*Descrição do problema*
No excerto da fonte, mais abaixo, reproduza sem qualquer alteração tudo o que vai desde "REZAR COM O" até "esmola com espinhas.".

*Excerto da fonte*
○ ○ ○ ○
O litoral norte está em alerta vermelho desde domingo. O temporal está a morder a costa. É fugir da boca do lobo.

REZAR COM O ANZOL

5.1.14
Enquanto um fuma, enquanto um fala e o outro escuta, enquanto isso, a areia diz tudo sobre o caminho dos homens e o mar nada revela sobre o dos peixes. Mas os homens têm tempo. Vão ficar à espera que o mar mude de ideias, que ponha a boca no anzol, que sangre, que se perca na sua inevitável memória de peixe.  E que volte a dar uma esmola com espinhas.

FILME DE UM SÁBADO À TARDE

4.1.14

Life In Film -"Sorry" from The Psychonauts' Ball on Vimeo.


Ao contrário dos campos de futebol, nos centros de saúde ninguém passa bola a ninguém. No meio da minha parcela de silêncio, deixei-me estar obviamente calado, mas fui existindo. Li umas quantas páginas do Don DeLillo sobre o homicídio do Kennedy, páginas repletas de Lee Oswald, CIA e Cuba.  Deixei-me ficar mais algum tempo no anos sessenta, dentro do livro. 
Quando decidi que era a altura de regressar à vida real, continuava a ter por companhia os mesmos pacientes, calados. Meti as mãos ao telefone e varri as aplicações doentes, que já não me diziam nada. Por fim fui descendo pelo buraco do Shazam e encontrei este Sorry, de Life in Film, registado há dois anos, entre muitas músicas que ao longo do tempo fui pondo sob escuta.
○ ○ ○ ○
*Registos fornecidos*
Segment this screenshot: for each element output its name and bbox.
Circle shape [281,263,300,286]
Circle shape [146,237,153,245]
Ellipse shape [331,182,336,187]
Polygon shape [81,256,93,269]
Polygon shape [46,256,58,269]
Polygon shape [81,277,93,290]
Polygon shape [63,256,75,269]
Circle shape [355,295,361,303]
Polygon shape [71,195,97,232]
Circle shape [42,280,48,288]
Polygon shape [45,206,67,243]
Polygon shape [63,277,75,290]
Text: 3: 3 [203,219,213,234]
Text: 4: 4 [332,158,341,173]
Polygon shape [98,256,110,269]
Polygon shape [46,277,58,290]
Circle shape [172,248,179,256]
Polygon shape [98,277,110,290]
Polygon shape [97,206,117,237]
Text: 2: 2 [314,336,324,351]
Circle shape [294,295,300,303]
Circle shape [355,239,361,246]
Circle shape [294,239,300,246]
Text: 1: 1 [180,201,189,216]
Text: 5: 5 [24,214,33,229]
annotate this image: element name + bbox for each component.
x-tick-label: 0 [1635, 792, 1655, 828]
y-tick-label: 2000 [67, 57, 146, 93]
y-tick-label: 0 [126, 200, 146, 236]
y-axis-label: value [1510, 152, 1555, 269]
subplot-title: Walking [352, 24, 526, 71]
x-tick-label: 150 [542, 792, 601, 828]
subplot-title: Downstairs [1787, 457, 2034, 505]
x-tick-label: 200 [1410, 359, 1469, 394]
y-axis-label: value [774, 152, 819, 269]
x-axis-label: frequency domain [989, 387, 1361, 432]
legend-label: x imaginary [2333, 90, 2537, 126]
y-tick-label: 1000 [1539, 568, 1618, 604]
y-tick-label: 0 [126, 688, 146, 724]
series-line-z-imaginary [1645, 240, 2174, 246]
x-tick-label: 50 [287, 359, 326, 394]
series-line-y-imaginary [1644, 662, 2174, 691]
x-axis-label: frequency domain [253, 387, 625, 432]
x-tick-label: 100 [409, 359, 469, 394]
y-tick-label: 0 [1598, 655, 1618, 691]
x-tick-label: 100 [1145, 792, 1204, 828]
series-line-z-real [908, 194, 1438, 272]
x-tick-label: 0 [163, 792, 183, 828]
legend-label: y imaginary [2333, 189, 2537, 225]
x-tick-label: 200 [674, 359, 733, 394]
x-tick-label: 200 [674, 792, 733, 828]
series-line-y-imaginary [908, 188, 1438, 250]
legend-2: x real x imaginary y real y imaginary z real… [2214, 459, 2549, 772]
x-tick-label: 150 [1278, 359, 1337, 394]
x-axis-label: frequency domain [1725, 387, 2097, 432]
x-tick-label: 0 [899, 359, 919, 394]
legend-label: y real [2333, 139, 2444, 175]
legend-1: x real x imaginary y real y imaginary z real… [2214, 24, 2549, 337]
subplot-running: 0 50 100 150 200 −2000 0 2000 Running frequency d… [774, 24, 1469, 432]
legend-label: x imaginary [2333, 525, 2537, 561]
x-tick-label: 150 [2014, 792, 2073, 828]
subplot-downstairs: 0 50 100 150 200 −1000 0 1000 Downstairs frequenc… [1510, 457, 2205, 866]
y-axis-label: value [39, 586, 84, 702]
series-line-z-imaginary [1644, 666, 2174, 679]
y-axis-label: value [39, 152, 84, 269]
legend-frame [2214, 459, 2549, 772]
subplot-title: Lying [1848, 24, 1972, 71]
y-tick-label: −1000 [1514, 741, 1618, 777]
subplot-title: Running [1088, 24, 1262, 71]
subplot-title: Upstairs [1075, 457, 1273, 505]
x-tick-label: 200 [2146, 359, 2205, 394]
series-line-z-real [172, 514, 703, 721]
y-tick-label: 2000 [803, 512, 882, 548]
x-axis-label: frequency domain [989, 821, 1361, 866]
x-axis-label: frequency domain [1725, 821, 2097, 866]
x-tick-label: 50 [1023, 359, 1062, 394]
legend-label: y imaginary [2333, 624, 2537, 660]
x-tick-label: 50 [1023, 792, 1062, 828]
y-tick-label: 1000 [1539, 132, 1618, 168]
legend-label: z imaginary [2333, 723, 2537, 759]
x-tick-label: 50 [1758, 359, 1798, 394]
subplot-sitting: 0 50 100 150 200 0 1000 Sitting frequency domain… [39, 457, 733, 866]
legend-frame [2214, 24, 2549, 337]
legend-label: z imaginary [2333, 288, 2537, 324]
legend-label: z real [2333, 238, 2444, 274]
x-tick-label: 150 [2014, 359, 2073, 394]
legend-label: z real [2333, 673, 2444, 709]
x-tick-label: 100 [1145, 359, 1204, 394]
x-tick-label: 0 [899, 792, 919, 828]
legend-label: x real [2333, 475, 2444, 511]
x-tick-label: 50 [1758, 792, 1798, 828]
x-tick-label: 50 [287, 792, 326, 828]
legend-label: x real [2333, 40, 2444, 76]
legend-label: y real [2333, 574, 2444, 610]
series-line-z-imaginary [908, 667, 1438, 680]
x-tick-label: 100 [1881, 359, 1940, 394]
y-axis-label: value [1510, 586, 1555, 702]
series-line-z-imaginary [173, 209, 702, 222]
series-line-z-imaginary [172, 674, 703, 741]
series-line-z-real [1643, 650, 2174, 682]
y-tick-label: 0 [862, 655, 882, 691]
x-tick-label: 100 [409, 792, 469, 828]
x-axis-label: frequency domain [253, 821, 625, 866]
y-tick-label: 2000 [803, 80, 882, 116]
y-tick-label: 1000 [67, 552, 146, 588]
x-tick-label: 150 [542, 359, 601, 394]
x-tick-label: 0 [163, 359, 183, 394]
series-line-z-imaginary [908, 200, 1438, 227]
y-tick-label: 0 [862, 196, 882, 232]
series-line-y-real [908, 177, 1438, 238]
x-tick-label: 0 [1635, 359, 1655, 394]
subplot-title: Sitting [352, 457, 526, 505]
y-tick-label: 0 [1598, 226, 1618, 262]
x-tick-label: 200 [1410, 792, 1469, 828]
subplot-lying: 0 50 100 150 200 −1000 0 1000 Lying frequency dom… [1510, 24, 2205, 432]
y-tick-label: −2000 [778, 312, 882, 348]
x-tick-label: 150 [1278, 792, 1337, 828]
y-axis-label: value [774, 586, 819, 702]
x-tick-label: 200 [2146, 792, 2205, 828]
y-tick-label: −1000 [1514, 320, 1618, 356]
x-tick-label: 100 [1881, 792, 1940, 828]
○ ○ ○ ○
*Resposta à tarefa*
REZAR COM O ANZOL

5.1.14
Enquanto um fuma, enquanto um fala e o outro escuta, enquanto isso, a areia diz tudo sobre o caminho dos homens e o mar nada revela sobre o dos peixes. Mas os homens têm tempo. Vão ficar à espera que o mar mude de ideias, que ponha a boca no anzol, que sangre, que se perca na sua inevitável memória de peixe.  E que volte a dar uma esmola com espinhas.